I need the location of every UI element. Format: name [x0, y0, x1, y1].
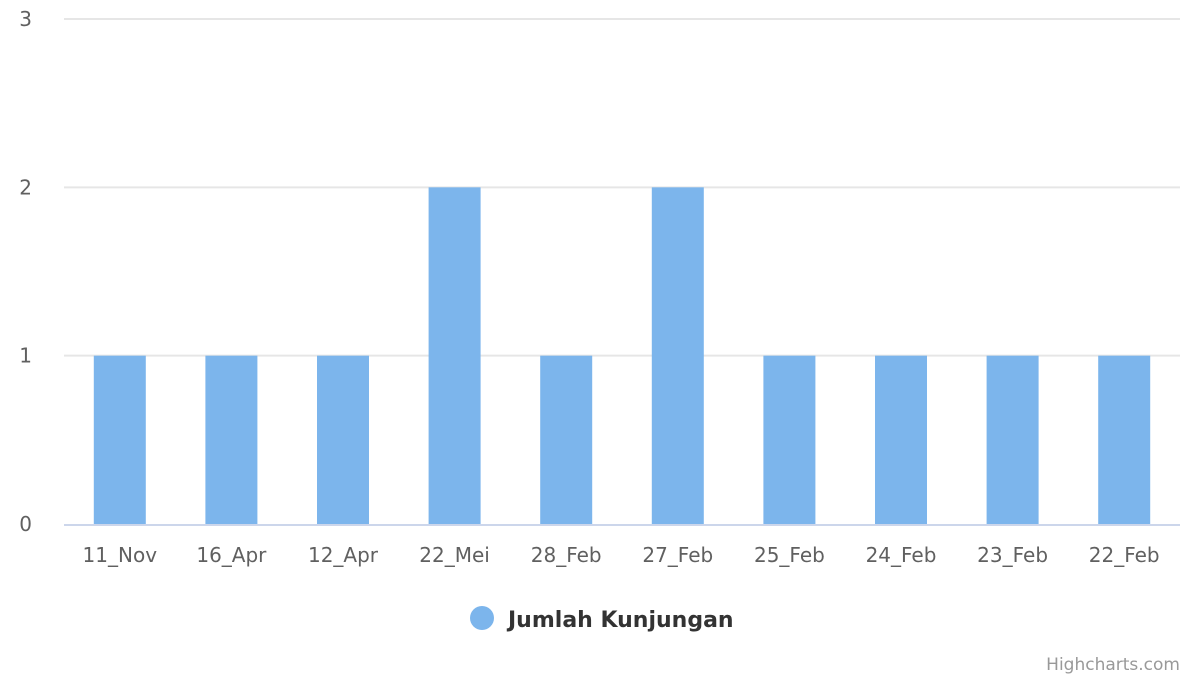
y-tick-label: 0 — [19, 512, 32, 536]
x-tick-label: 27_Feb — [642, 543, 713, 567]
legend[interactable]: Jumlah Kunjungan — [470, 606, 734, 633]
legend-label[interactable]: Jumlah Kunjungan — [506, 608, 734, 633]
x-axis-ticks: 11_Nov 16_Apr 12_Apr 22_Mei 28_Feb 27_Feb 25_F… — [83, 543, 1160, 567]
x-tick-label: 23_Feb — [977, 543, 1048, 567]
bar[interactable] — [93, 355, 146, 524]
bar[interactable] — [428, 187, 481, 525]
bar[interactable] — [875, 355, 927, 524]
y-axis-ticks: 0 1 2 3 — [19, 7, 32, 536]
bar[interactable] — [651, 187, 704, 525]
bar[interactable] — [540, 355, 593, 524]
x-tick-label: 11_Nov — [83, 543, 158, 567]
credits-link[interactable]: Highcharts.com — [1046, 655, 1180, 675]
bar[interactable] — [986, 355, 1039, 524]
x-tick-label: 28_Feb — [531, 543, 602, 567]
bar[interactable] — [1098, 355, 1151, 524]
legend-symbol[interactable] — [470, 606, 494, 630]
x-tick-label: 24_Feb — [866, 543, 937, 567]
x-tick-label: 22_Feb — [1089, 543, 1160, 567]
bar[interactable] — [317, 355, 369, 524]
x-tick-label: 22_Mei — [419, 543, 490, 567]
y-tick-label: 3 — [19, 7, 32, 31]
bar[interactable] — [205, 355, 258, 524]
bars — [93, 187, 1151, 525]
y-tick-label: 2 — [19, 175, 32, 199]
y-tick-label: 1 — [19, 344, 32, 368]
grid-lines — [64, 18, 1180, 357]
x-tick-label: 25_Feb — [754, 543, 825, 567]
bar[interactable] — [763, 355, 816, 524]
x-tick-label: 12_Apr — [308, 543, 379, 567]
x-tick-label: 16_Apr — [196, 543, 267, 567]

********************

- EXERCISE -
Reproduce every line of the records above without changing anything, but leave out the pictures.

- WRITTEN SOLUTION -
I need the location of every UI element. Format: name [x0, y0, x1, y1].
y-tick-label: 0 — [19, 512, 32, 536]
x-tick-label: 27_Feb — [642, 543, 713, 567]
legend[interactable]: Jumlah Kunjungan — [470, 606, 734, 633]
legend-label[interactable]: Jumlah Kunjungan — [506, 608, 734, 633]
x-axis-ticks: 11_Nov 16_Apr 12_Apr 22_Mei 28_Feb 27_Feb 25_F… — [83, 543, 1160, 567]
x-tick-label: 23_Feb — [977, 543, 1048, 567]
bar[interactable] — [93, 355, 146, 524]
bar[interactable] — [428, 187, 481, 525]
bar[interactable] — [875, 355, 927, 524]
y-axis-ticks: 0 1 2 3 — [19, 7, 32, 536]
bar[interactable] — [651, 187, 704, 525]
bar[interactable] — [540, 355, 593, 524]
x-tick-label: 11_Nov — [83, 543, 158, 567]
credits-link[interactable]: Highcharts.com — [1046, 655, 1180, 675]
bar[interactable] — [986, 355, 1039, 524]
x-tick-label: 28_Feb — [531, 543, 602, 567]
bar[interactable] — [1098, 355, 1151, 524]
legend-symbol[interactable] — [470, 606, 494, 630]
x-tick-label: 24_Feb — [866, 543, 937, 567]
x-tick-label: 22_Feb — [1089, 543, 1160, 567]
bar[interactable] — [317, 355, 369, 524]
x-tick-label: 22_Mei — [419, 543, 490, 567]
y-tick-label: 3 — [19, 7, 32, 31]
bar[interactable] — [205, 355, 258, 524]
bars — [93, 187, 1151, 525]
y-tick-label: 2 — [19, 175, 32, 199]
y-tick-label: 1 — [19, 344, 32, 368]
grid-lines — [64, 18, 1180, 357]
x-tick-label: 25_Feb — [754, 543, 825, 567]
bar[interactable] — [763, 355, 816, 524]
x-tick-label: 12_Apr — [308, 543, 379, 567]
x-tick-label: 16_Apr — [196, 543, 267, 567]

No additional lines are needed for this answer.